- _Exercise_
Take each line that has the word "logo" and return it.

━━ Input data ━━

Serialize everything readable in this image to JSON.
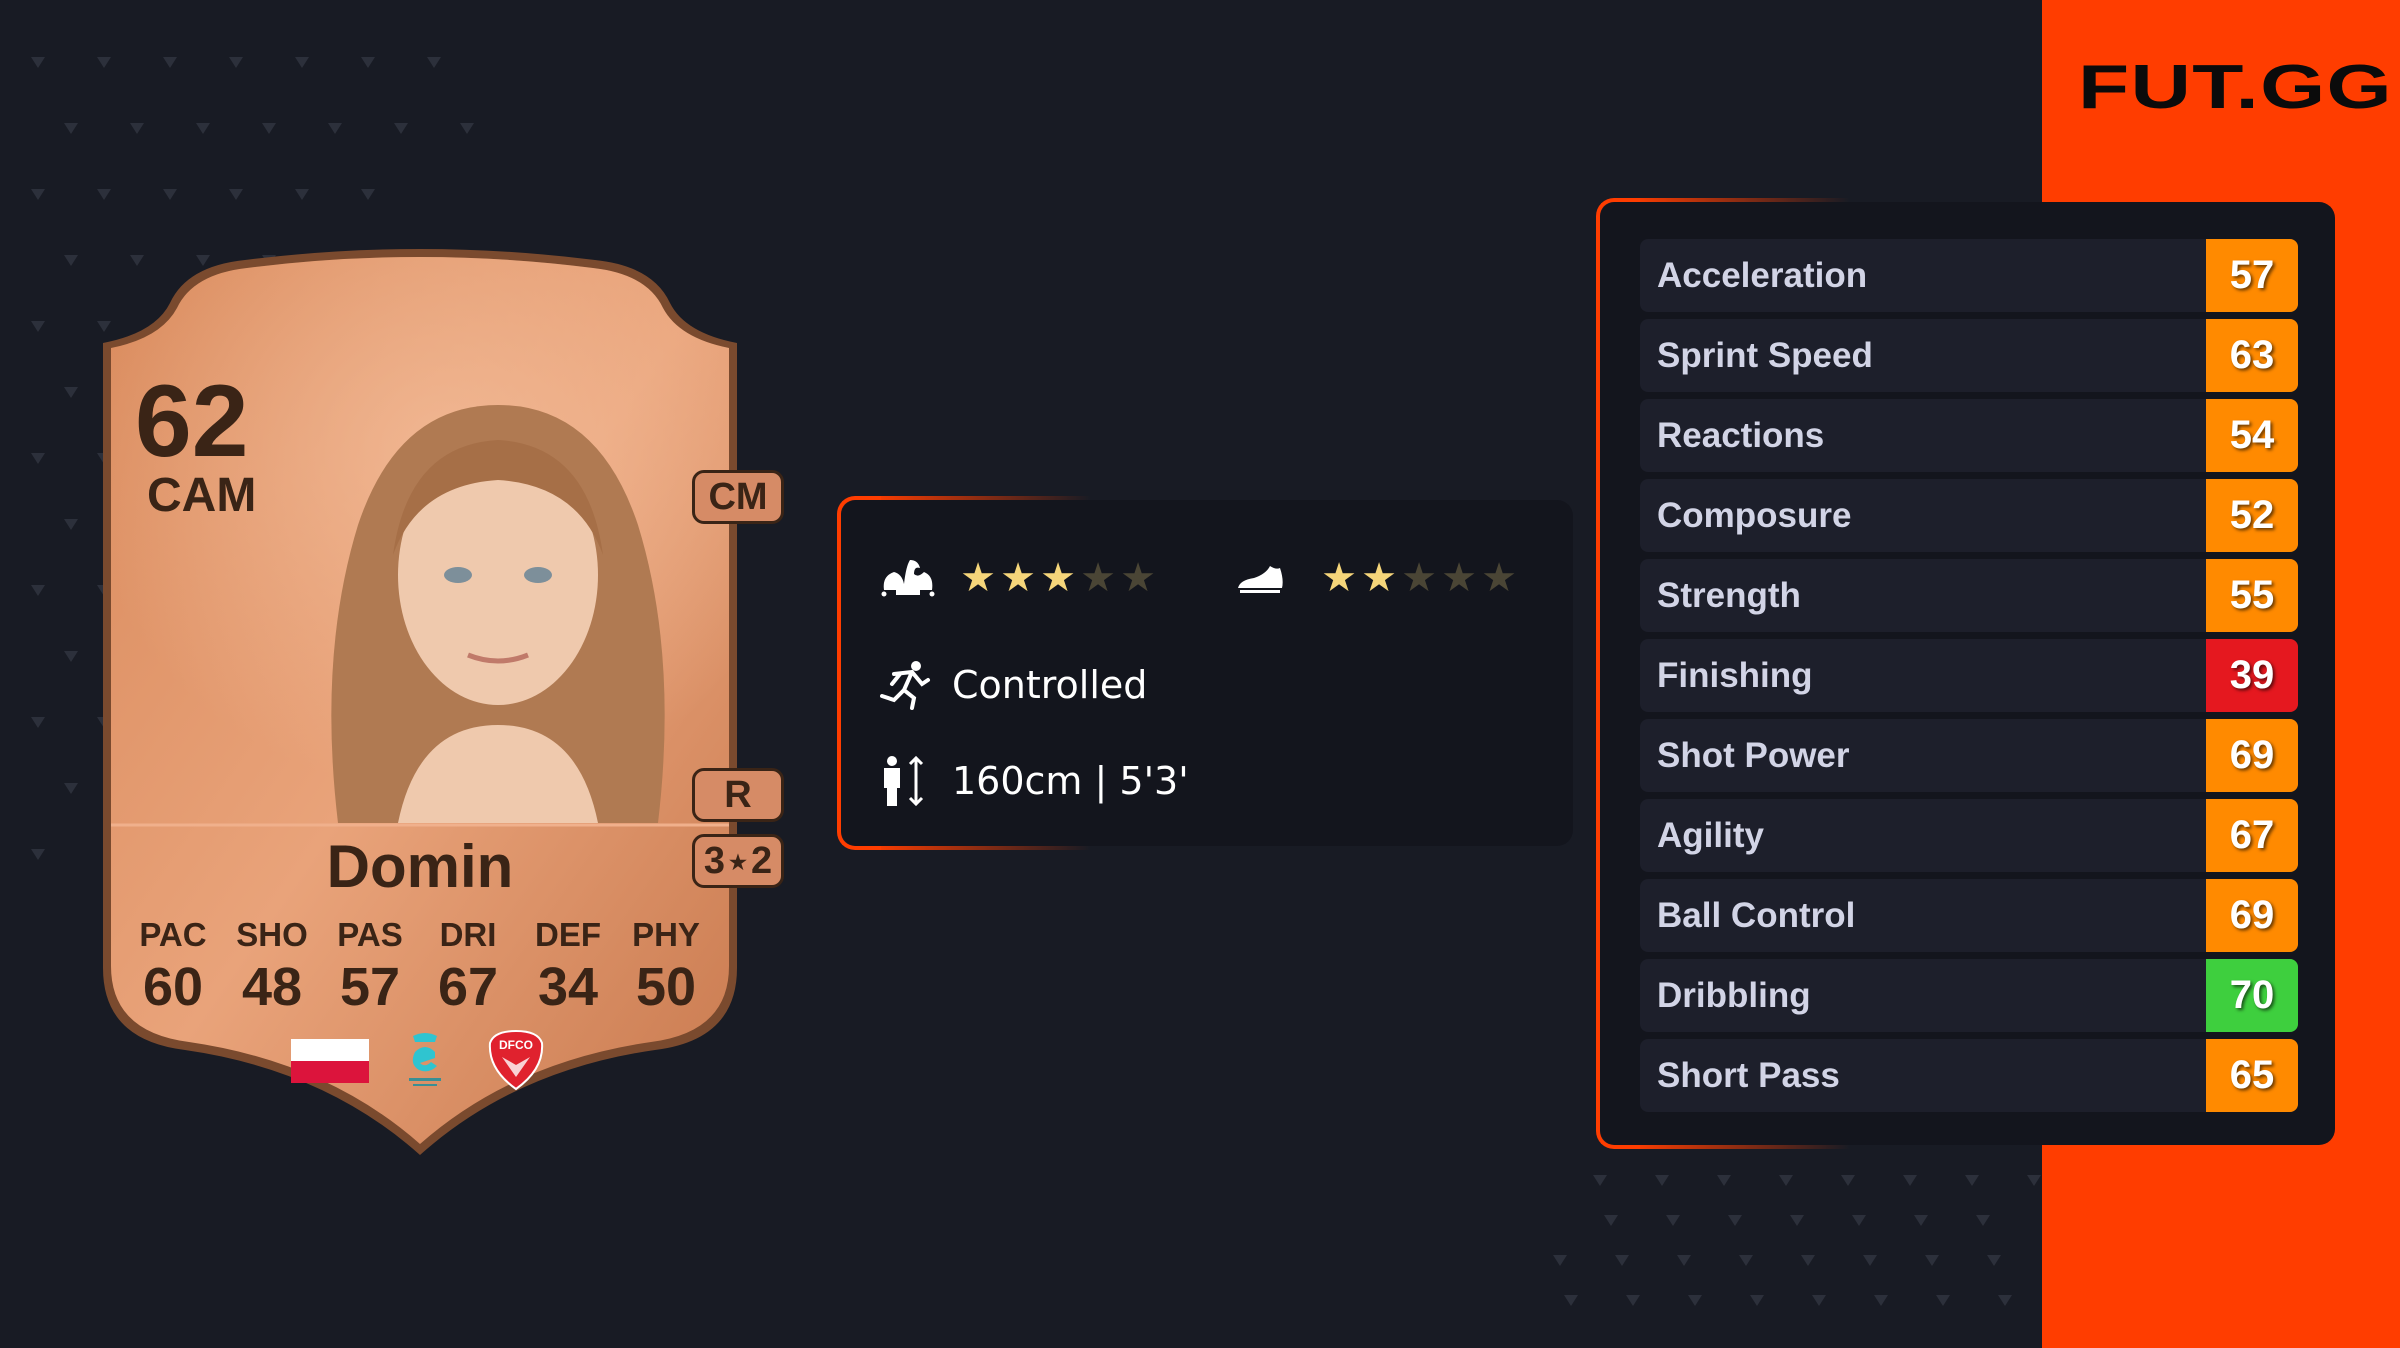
{
  "brand": {
    "logo": "FUT.GG",
    "accent": "#ff3d00"
  },
  "card": {
    "rating": "62",
    "position": "CAM",
    "name": "Domin",
    "alt_position": "CM",
    "preferred_foot": "R",
    "skill_weak": {
      "left": "3",
      "right": "2"
    },
    "attributes": [
      {
        "label": "PAC",
        "value": "60"
      },
      {
        "label": "SHO",
        "value": "48"
      },
      {
        "label": "PAS",
        "value": "57"
      },
      {
        "label": "DRI",
        "value": "67"
      },
      {
        "label": "DEF",
        "value": "34"
      },
      {
        "label": "PHY",
        "value": "50"
      }
    ],
    "nation": "poland-flag",
    "league": "arkema-premiere-ligue-logo",
    "club": "dfco-crest",
    "tier_color": "#d9875a"
  },
  "info": {
    "skill_moves_stars": 3,
    "weak_foot_stars": 2,
    "max_stars": 5,
    "accelerate": "Controlled",
    "height": "160cm | 5'3'",
    "star_on": "#f5d57a",
    "star_off": "#4a4535"
  },
  "stats": [
    {
      "label": "Acceleration",
      "value": "57",
      "color": "#ff8a00"
    },
    {
      "label": "Sprint Speed",
      "value": "63",
      "color": "#ff8a00"
    },
    {
      "label": "Reactions",
      "value": "54",
      "color": "#ff8a00"
    },
    {
      "label": "Composure",
      "value": "52",
      "color": "#ff8a00"
    },
    {
      "label": "Strength",
      "value": "55",
      "color": "#ff8a00"
    },
    {
      "label": "Finishing",
      "value": "39",
      "color": "#e5181f"
    },
    {
      "label": "Shot Power",
      "value": "69",
      "color": "#ff8a00"
    },
    {
      "label": "Agility",
      "value": "67",
      "color": "#ff8a00"
    },
    {
      "label": "Ball Control",
      "value": "69",
      "color": "#ff8a00"
    },
    {
      "label": "Dribbling",
      "value": "70",
      "color": "#3ecf3e"
    },
    {
      "label": "Short Pass",
      "value": "65",
      "color": "#ff8a00"
    }
  ]
}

━━━

- _Reply_
    "logo": "FUT.GG",
    "league": "arkema-premiere-ligue-logo",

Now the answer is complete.